◆ AIM ◆
Below is the data. Give it again, complete and exact.

◆ DATA ROWS ◆
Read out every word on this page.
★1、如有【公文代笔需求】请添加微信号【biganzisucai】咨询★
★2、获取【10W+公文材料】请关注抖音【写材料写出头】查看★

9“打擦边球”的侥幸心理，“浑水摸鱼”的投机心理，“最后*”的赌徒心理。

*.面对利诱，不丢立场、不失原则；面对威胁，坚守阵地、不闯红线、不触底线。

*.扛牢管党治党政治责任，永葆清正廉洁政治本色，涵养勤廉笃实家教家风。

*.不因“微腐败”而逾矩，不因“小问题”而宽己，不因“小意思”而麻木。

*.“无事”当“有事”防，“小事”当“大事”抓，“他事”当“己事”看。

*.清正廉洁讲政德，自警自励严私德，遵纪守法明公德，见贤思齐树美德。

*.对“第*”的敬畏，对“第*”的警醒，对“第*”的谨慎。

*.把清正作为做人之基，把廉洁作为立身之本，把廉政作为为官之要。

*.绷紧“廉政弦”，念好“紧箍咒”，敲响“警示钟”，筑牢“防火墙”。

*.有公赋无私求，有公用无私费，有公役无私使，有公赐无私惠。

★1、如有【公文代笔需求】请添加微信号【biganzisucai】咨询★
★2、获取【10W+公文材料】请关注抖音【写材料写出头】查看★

◆ CORRECT ANSWER ◆
Read out every word on this page.
★1、如有【公文代笔需求】请添加微信号【biganzisucai】咨询★
★2、获取【10W+公文材料】请关注抖音【写材料写出头】查看★

9“打擦边球”的侥幸心理，“浑水摸鱼”的投机心理，“最后*”的赌徒心理。

*.面对利诱，不丢立场、不失原则；面对威胁，坚守阵地、不闯红线、不触底线。

*.扛牢管党治党政治责任，永葆清正廉洁政治本色，涵养勤廉笃实家教家风。

*.不因“微腐败”而逾矩，不因“小问题”而宽己，不因“小意思”而麻木。

*.“无事”当“有事”防，“小事”当“大事”抓，“他事”当“己事”看。

*.清正廉洁讲政德，自警自励严私德，遵纪守法明公德，见贤思齐树美德。

*.对“第*”的敬畏，对“第*”的警醒，对“第*”的谨慎。

*.把清正作为做人之基，把廉洁作为立身之本，把廉政作为为官之要。

*.绷紧“廉政弦”，念好“紧箍咒”，敲响“警示钟”，筑牢“防火墙”。

*.有公赋无私求，有公用无私费，有公役无私使，有公赐无私惠。

★1、如有【公文代笔需求】请添加微信号【biganzisucai】咨询★
★2、获取【10W+公文材料】请关注抖音【写材料写出头】查看★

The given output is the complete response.